Given instruction: Find every line in the records that holds the string "label". Copy each one.

[Dataset excerpts]
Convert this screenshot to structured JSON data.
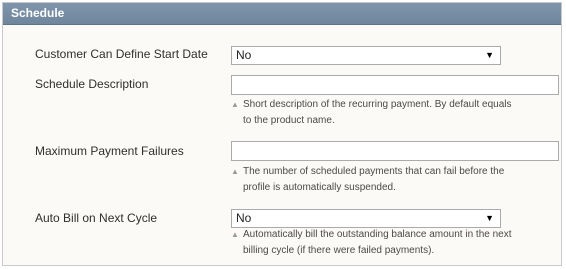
{
  "section": {
    "title": "Schedule"
  },
  "fields": {
    "start_date": {
      "label": "Customer Can Define Start Date",
      "value": "No"
    },
    "description": {
      "label": "Schedule Description",
      "value": "",
      "note": "Short description of the recurring payment. By default equals to the product name."
    },
    "max_failures": {
      "label": "Maximum Payment Failures",
      "value": "",
      "note": "The number of scheduled payments that can fail before the profile is automatically suspended."
    },
    "auto_bill": {
      "label": "Auto Bill on Next Cycle",
      "value": "No",
      "note": "Automatically bill the outstanding balance amount in the next billing cycle (if there were failed payments)."
    }
  },
  "icons": {
    "dropdown": "chevron-down-icon",
    "note": "note-triangle-icon"
  }
}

Final result:
      "label": "Customer Can Define Start Date",
      "label": "Schedule Description",
      "label": "Maximum Payment Failures",
      "label": "Auto Bill on Next Cycle",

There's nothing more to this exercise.